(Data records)
+ + +

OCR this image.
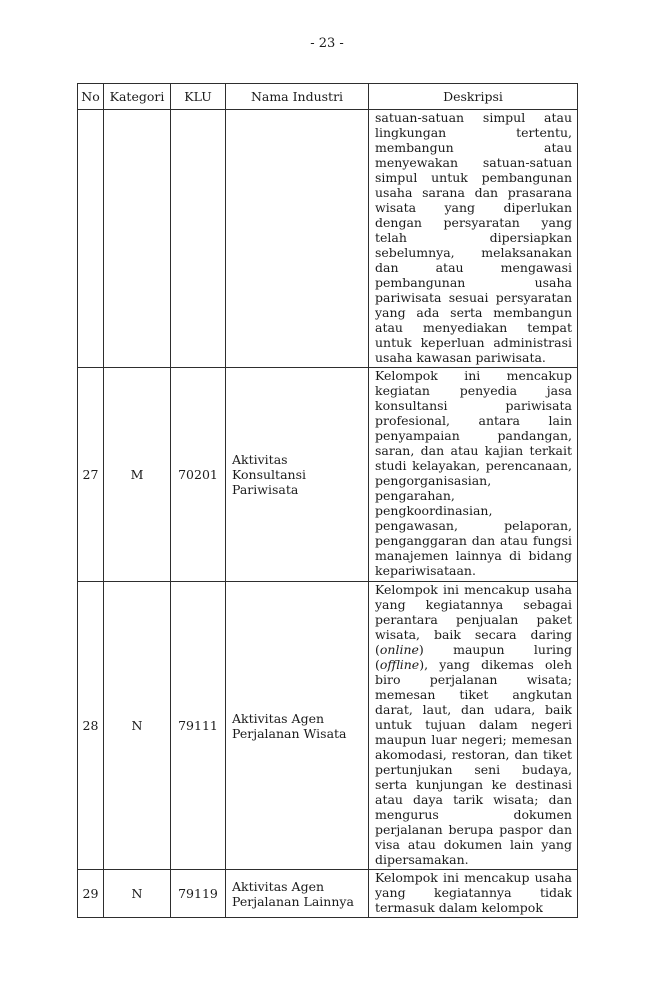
- 23 -
No	Kategori	KLU	Nama Industri	Deskripsi
				satuan-satuan simpul atau lingkungan tertentu, membangun atau menyewakan satuan-satuan simpul untuk pembangunan usaha sarana dan prasarana wisata yang diperlukan dengan persyaratan yang telah dipersiapkan sebelumnya, melaksanakan dan atau mengawasi pembangunan usaha pariwisata sesuai persyaratan yang ada serta membangun atau menyediakan tempat untuk keperluan administrasi usaha kawasan pariwisata.
27	M	70201	Aktivitas Konsultansi Pariwisata	Kelompok ini mencakup kegiatan penyedia jasa konsultansi pariwisata profesional, antara lain penyampaian pandangan, saran, dan atau kajian terkait studi kelayakan, perencanaan, pengorganisasian, pengarahan, pengkoordinasian, pengawasan, pelaporan, penganggaran dan atau fungsi manajemen lainnya di bidang kepariwisataan.
28	N	79111	Aktivitas Agen Perjalanan Wisata	Kelompok ini mencakup usaha yang kegiatannya sebagai perantara penjualan paket wisata, baik secara daring (online) maupun luring (offline), yang dikemas oleh biro perjalanan wisata; memesan tiket angkutan darat, laut, dan udara, baik untuk tujuan dalam negeri maupun luar negeri; memesan akomodasi, restoran, dan tiket pertunjukan seni budaya, serta kunjungan ke destinasi atau daya tarik wisata; dan mengurus dokumen perjalanan berupa paspor dan visa atau dokumen lain yang dipersamakan.
29	N	79119	Aktivitas Agen Perjalanan Lainnya	Kelompok ini mencakup usaha yang kegiatannya tidak termasuk dalam kelompok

+ + +

* Written exercise
Every record must be copied exactly, with images dropped from the result.

* The output
OCR this image.
- 23 -
No	Kategori	KLU	Nama Industri	Deskripsi
				satuan-satuan simpul atau lingkungan tertentu, membangun atau menyewakan satuan-satuan simpul untuk pembangunan usaha sarana dan prasarana wisata yang diperlukan dengan persyaratan yang telah dipersiapkan sebelumnya, melaksanakan dan atau mengawasi pembangunan usaha pariwisata sesuai persyaratan yang ada serta membangun atau menyediakan tempat untuk keperluan administrasi usaha kawasan pariwisata.
27	M	70201	Aktivitas Konsultansi Pariwisata	Kelompok ini mencakup kegiatan penyedia jasa konsultansi pariwisata profesional, antara lain penyampaian pandangan, saran, dan atau kajian terkait studi kelayakan, perencanaan, pengorganisasian, pengarahan, pengkoordinasian, pengawasan, pelaporan, penganggaran dan atau fungsi manajemen lainnya di bidang kepariwisataan.
28	N	79111	Aktivitas Agen Perjalanan Wisata	Kelompok ini mencakup usaha yang kegiatannya sebagai perantara penjualan paket wisata, baik secara daring (online) maupun luring (offline), yang dikemas oleh biro perjalanan wisata; memesan tiket angkutan darat, laut, dan udara, baik untuk tujuan dalam negeri maupun luar negeri; memesan akomodasi, restoran, dan tiket pertunjukan seni budaya, serta kunjungan ke destinasi atau daya tarik wisata; dan mengurus dokumen perjalanan berupa paspor dan visa atau dokumen lain yang dipersamakan.
29	N	79119	Aktivitas Agen Perjalanan Lainnya	Kelompok ini mencakup usaha yang kegiatannya tidak termasuk dalam kelompok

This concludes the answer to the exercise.